** SET EXERCISE **
Collect every line that includes the string "ουροποιητικού".

--- begin MATERIAL SHOWN ---

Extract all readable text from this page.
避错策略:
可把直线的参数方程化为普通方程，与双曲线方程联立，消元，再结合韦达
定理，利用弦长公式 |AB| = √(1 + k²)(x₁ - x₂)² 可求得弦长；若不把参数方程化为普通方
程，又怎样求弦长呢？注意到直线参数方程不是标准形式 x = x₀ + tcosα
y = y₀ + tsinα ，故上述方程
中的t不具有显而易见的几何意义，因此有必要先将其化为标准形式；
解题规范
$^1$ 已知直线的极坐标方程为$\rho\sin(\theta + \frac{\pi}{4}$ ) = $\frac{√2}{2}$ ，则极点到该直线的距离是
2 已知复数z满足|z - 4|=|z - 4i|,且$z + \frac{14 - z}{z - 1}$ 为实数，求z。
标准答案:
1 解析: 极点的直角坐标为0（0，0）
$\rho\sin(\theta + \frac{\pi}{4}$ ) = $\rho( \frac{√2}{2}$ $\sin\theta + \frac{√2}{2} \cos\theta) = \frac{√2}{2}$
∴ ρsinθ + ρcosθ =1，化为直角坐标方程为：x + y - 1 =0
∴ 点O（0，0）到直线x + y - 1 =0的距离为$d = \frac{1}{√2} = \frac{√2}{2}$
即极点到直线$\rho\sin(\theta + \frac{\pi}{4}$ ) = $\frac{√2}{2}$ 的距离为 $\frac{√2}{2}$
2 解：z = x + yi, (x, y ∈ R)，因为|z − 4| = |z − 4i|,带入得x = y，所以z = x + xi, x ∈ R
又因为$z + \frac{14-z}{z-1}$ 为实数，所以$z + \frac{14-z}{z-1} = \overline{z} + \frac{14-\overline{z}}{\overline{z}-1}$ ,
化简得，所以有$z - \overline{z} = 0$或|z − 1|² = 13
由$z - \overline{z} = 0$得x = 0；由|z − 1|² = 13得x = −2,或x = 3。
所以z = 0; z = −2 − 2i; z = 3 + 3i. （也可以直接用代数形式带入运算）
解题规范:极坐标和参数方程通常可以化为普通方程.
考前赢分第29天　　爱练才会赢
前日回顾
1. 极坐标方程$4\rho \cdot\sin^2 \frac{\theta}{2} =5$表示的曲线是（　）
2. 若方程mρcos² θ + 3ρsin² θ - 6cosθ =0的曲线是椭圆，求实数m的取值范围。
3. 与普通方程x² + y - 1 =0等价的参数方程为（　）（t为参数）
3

--- end MATERIAL SHOWN ---
--- begin MATERIAL SHOWN ---

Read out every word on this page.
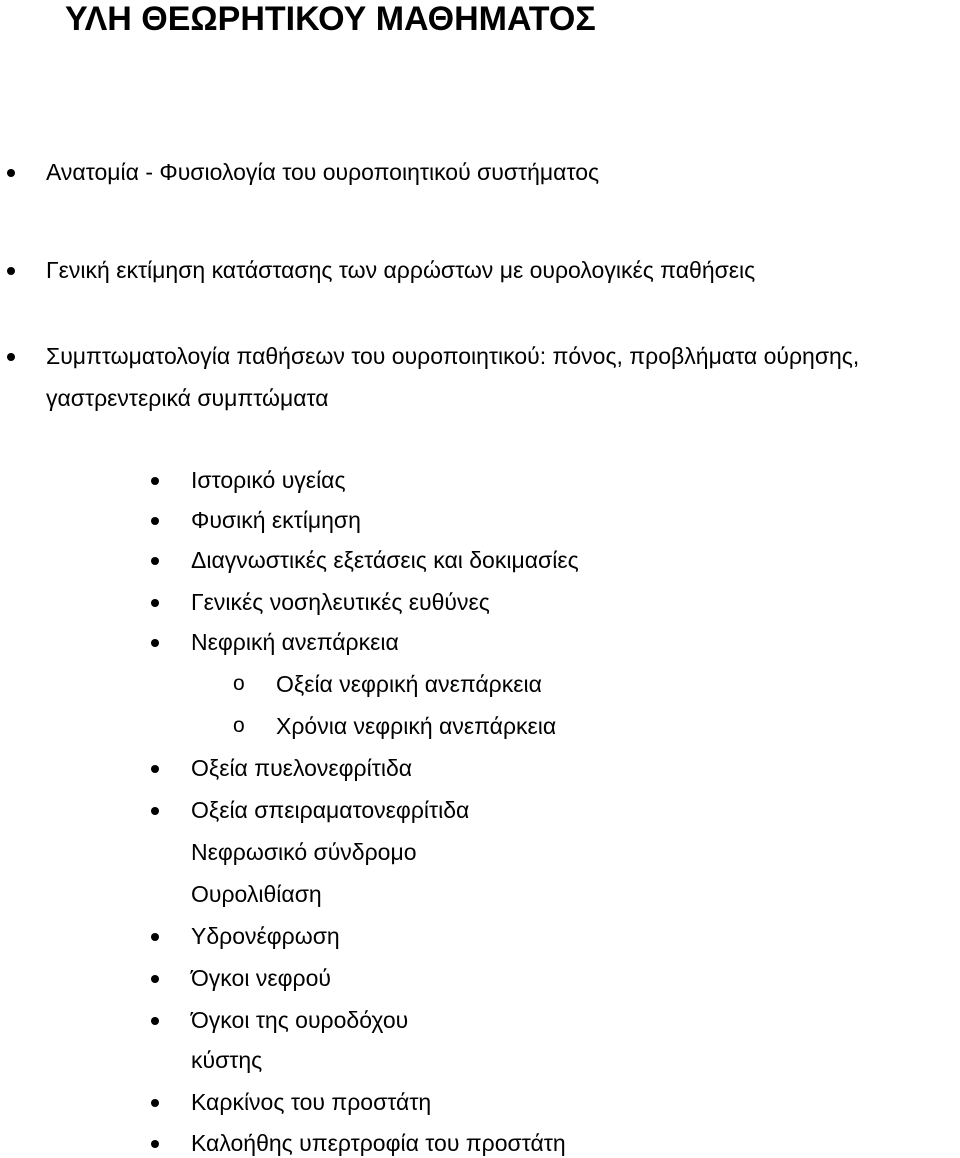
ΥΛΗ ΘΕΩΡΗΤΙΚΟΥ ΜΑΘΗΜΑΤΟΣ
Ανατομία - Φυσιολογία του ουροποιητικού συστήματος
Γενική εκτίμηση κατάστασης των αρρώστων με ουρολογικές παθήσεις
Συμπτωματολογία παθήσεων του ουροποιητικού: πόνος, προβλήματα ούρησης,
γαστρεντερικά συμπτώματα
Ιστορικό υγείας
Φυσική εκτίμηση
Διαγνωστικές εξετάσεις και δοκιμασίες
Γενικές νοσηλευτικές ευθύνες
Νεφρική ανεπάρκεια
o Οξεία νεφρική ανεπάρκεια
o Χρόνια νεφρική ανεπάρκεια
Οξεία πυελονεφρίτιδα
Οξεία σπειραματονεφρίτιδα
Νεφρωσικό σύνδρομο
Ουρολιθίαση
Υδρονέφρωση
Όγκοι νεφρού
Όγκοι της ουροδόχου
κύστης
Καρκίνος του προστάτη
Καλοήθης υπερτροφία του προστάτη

--- end MATERIAL SHOWN ---

** EXPECTED ANSWER **
Ανατομία - Φυσιολογία του ουροποιητικού συστήματος
Συμπτωματολογία παθήσεων του ουροποιητικού: πόνος, προβλήματα ούρησης,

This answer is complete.